PROBLEM TO WORK ON
Of the lines below, count those containing the word "this". Reply with the number alone.
::::::
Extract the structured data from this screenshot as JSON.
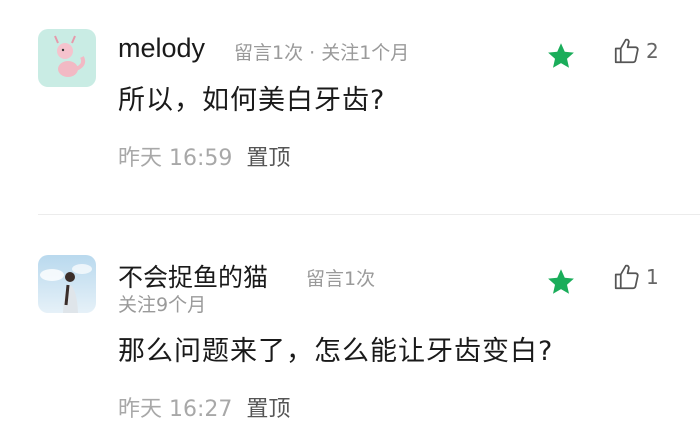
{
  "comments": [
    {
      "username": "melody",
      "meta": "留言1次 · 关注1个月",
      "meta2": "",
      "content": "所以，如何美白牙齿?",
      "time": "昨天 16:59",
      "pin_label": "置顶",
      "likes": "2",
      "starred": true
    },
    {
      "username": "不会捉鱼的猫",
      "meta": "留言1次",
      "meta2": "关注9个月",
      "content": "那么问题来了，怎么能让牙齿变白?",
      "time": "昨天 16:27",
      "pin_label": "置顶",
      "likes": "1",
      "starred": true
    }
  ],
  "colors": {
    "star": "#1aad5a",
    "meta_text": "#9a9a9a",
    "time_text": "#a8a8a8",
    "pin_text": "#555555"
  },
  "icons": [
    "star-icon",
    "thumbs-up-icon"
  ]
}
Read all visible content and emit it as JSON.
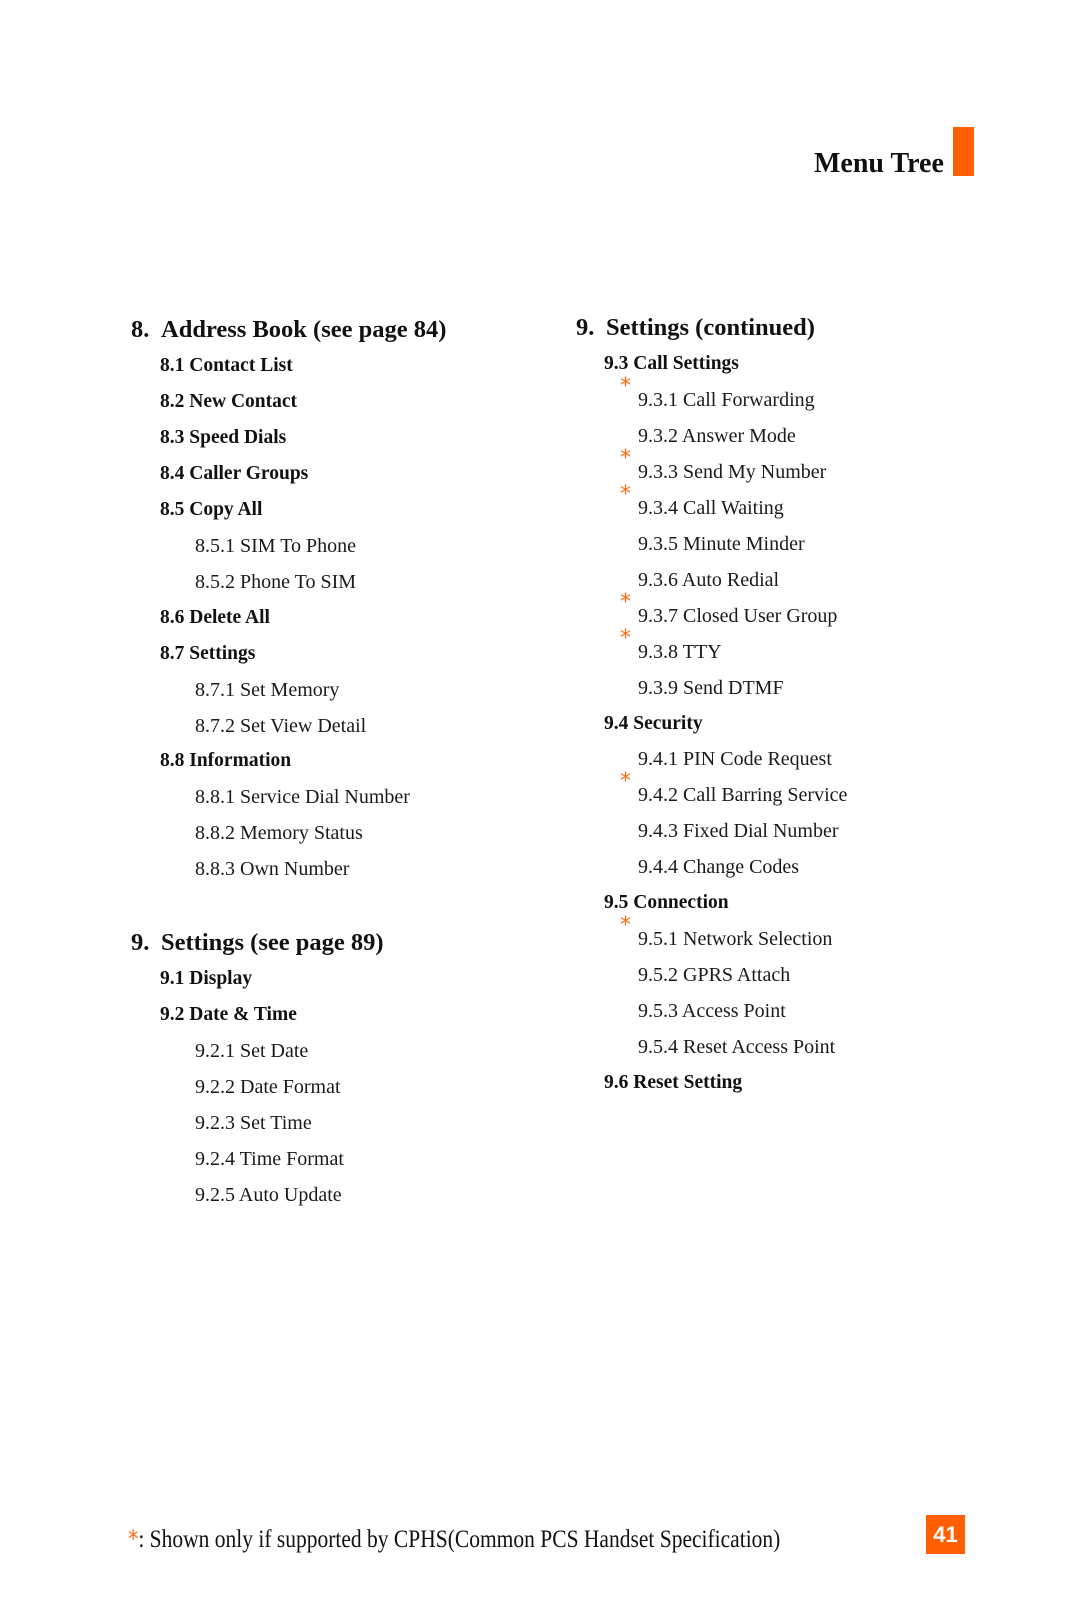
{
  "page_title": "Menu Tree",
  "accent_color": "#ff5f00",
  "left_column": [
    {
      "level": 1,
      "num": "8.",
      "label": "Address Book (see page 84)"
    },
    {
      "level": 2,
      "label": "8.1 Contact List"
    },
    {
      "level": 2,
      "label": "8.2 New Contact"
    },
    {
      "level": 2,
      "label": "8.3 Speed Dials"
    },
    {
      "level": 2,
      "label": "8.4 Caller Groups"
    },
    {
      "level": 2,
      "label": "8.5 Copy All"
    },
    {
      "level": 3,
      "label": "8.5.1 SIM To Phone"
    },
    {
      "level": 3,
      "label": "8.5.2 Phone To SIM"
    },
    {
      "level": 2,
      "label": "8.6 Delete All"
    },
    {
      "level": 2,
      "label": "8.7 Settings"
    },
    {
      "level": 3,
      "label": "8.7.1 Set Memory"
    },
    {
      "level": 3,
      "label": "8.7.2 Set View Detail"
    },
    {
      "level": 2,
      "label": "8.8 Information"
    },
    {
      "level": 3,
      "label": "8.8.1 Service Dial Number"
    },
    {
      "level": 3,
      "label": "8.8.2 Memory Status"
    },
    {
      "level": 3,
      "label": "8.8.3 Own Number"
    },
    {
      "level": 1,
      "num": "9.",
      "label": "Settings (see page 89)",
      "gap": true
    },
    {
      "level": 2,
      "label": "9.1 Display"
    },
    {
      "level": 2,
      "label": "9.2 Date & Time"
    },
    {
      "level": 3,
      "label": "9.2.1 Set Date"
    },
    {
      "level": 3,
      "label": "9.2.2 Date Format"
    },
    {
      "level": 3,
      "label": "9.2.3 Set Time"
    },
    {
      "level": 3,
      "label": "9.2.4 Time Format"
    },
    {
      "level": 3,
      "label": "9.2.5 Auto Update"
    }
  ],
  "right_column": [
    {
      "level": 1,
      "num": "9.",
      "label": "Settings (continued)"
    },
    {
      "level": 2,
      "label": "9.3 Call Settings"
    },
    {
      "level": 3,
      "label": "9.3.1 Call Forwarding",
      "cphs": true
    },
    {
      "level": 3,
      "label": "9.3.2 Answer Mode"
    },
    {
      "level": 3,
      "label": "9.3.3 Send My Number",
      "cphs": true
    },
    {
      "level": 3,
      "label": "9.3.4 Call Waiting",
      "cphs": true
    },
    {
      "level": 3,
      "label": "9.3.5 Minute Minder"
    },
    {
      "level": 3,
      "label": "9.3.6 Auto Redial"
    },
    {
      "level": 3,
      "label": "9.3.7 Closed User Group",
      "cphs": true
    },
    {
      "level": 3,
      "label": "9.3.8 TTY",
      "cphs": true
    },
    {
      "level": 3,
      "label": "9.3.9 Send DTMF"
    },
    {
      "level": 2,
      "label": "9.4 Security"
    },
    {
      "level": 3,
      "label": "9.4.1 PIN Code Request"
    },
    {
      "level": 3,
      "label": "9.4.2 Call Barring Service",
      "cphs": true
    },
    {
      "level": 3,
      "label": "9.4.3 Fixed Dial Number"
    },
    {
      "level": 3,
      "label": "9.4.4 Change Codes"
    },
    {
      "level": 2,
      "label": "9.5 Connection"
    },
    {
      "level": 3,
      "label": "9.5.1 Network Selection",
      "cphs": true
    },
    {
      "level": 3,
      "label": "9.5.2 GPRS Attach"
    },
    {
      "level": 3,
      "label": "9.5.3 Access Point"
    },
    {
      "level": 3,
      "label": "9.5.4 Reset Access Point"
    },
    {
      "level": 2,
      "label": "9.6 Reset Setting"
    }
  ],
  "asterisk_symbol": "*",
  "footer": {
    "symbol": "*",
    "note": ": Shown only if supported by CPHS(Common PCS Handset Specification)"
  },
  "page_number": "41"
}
::::::
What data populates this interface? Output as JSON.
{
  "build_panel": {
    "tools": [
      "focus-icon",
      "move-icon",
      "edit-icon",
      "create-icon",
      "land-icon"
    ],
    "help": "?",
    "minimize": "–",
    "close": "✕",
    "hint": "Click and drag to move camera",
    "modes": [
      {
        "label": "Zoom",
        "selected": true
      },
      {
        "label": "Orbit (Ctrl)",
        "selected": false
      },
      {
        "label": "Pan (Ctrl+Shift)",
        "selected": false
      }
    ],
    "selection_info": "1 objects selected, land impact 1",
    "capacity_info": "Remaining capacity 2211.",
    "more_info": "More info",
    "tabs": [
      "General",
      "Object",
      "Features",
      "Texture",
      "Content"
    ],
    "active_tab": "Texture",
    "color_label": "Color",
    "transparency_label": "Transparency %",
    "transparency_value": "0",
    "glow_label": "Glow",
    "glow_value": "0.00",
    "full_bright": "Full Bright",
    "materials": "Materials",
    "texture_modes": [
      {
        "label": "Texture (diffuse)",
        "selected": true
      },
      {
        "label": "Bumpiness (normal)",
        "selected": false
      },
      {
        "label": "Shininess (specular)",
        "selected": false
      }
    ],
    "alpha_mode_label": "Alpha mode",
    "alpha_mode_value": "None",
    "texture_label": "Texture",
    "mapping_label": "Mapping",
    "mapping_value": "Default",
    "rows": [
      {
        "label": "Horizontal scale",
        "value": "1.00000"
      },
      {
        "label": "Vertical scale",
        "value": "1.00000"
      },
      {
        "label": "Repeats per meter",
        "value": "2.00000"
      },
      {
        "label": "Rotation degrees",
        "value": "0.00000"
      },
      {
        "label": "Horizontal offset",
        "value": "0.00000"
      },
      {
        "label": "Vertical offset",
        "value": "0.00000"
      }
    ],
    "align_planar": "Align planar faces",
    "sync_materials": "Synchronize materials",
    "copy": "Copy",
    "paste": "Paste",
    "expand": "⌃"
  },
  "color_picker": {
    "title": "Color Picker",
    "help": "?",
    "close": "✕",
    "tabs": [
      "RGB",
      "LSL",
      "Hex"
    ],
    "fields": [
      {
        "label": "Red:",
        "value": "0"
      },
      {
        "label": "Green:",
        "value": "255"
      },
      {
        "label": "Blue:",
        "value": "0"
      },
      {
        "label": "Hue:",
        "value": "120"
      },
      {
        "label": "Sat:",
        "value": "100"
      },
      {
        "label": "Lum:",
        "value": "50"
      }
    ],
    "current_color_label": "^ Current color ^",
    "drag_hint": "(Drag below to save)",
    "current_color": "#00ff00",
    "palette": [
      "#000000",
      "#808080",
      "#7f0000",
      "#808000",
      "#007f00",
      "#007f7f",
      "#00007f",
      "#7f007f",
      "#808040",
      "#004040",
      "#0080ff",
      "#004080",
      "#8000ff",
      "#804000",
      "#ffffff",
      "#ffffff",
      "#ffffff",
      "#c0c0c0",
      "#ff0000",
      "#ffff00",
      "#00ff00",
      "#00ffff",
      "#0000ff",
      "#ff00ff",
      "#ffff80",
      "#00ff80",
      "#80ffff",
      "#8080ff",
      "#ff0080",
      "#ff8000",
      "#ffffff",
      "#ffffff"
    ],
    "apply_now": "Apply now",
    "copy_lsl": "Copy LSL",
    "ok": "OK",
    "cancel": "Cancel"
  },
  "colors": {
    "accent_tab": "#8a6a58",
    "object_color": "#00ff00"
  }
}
::::::
EXERCISE ANSWER
2